### Records from a collection of figures
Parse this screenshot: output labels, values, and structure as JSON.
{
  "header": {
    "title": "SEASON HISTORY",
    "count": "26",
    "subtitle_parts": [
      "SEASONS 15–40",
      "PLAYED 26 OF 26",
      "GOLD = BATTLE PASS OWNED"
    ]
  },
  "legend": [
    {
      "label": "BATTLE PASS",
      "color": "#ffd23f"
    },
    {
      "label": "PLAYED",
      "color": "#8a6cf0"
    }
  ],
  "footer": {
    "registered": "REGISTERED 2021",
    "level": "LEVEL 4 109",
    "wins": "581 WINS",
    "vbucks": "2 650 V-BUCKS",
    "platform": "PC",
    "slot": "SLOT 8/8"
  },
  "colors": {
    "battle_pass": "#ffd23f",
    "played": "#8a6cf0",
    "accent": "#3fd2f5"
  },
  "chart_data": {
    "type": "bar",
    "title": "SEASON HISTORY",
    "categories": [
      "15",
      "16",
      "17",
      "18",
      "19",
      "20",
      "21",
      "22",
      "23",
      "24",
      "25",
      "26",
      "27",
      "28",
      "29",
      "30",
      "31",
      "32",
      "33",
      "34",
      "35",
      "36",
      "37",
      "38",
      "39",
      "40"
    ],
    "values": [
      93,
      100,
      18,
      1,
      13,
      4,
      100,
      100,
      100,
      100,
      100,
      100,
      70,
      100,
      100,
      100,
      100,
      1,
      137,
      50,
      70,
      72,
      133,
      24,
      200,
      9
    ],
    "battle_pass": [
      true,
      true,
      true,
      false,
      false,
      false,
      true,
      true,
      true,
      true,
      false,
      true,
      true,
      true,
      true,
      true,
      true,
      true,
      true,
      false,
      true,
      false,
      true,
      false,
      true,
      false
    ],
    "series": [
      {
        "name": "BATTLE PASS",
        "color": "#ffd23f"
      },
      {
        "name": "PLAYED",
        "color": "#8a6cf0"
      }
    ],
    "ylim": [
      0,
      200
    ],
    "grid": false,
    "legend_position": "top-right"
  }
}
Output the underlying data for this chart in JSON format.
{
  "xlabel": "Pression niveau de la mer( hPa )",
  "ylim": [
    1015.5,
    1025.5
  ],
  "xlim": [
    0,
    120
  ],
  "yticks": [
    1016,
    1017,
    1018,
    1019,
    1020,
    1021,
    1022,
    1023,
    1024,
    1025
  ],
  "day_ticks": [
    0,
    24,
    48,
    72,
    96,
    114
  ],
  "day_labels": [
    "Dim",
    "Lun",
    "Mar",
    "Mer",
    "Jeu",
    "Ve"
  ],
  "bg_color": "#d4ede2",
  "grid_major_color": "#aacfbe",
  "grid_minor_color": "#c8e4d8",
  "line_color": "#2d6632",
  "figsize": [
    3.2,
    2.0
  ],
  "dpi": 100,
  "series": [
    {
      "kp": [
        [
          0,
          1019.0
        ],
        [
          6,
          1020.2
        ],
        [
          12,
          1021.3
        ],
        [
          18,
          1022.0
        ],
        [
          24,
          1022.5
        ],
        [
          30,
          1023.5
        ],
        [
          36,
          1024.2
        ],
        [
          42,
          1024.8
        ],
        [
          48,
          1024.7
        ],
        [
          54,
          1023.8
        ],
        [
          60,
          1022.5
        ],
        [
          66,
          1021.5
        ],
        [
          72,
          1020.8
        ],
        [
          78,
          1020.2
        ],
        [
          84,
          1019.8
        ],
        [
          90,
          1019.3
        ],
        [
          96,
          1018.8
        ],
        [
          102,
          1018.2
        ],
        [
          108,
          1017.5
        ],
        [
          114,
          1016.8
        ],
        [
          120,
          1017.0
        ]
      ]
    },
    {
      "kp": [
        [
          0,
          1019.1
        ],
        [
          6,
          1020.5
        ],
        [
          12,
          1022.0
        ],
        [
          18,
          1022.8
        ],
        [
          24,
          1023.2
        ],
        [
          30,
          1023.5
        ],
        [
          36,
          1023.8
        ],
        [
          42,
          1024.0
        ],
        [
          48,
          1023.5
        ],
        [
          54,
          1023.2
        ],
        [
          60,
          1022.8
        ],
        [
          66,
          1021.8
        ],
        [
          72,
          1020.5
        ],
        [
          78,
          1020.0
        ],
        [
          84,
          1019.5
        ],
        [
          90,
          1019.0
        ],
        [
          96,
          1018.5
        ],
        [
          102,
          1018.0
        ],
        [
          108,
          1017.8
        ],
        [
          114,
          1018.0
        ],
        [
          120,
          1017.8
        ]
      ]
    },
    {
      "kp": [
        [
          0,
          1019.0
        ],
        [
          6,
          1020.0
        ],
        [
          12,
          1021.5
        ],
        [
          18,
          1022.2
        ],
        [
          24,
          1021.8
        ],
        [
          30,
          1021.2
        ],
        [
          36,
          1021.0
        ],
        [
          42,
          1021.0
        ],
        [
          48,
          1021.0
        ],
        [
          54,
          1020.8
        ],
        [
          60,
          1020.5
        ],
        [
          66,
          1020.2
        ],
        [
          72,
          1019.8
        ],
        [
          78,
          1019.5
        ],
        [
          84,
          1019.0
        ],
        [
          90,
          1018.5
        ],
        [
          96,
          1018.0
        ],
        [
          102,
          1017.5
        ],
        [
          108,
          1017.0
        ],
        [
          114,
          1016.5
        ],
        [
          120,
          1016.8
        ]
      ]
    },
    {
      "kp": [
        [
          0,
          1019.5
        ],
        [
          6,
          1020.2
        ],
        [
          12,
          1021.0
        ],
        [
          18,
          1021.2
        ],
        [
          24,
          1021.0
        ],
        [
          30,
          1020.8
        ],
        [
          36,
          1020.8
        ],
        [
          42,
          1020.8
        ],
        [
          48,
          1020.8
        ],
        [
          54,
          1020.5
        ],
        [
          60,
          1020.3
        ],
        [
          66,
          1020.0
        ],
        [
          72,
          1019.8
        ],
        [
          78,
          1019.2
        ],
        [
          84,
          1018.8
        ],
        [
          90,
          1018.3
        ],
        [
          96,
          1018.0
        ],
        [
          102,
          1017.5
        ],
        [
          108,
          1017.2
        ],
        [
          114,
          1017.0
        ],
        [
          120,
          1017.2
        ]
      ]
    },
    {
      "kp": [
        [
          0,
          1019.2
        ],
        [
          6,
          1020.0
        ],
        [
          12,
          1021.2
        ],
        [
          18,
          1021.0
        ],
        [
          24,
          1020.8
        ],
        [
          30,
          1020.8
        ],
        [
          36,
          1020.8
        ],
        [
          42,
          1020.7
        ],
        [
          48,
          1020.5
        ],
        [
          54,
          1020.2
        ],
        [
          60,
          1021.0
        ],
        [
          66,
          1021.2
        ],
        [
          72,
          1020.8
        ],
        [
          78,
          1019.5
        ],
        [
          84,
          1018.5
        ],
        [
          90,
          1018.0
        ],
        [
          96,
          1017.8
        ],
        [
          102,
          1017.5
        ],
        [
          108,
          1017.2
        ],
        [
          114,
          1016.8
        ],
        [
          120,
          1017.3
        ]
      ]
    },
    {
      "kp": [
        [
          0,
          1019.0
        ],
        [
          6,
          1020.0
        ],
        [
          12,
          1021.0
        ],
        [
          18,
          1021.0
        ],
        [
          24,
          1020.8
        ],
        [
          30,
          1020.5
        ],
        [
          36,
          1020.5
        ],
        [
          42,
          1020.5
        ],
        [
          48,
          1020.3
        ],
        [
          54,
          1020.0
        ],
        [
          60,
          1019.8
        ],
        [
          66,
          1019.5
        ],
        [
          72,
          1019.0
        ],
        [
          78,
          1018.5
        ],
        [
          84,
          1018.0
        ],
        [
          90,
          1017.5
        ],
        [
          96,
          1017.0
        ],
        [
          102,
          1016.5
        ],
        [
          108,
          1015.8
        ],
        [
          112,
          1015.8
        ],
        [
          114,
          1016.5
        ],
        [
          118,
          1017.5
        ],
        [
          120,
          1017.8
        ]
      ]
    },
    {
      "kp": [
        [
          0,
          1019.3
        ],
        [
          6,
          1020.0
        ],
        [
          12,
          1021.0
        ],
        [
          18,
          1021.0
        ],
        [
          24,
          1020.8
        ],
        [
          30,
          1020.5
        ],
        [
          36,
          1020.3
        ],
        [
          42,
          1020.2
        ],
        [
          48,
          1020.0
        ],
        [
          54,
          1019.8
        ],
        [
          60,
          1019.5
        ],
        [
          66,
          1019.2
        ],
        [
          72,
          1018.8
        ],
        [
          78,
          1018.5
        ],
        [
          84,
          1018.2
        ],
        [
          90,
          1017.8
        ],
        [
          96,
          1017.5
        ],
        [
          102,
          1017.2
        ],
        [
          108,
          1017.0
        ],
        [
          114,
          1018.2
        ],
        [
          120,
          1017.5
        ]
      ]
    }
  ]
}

### BRIEF
Gather from the data above every line with the string "values".

### FULL RESPONSE
Parse this screenshot: output labels, values, and structure as JSON.
    "values": [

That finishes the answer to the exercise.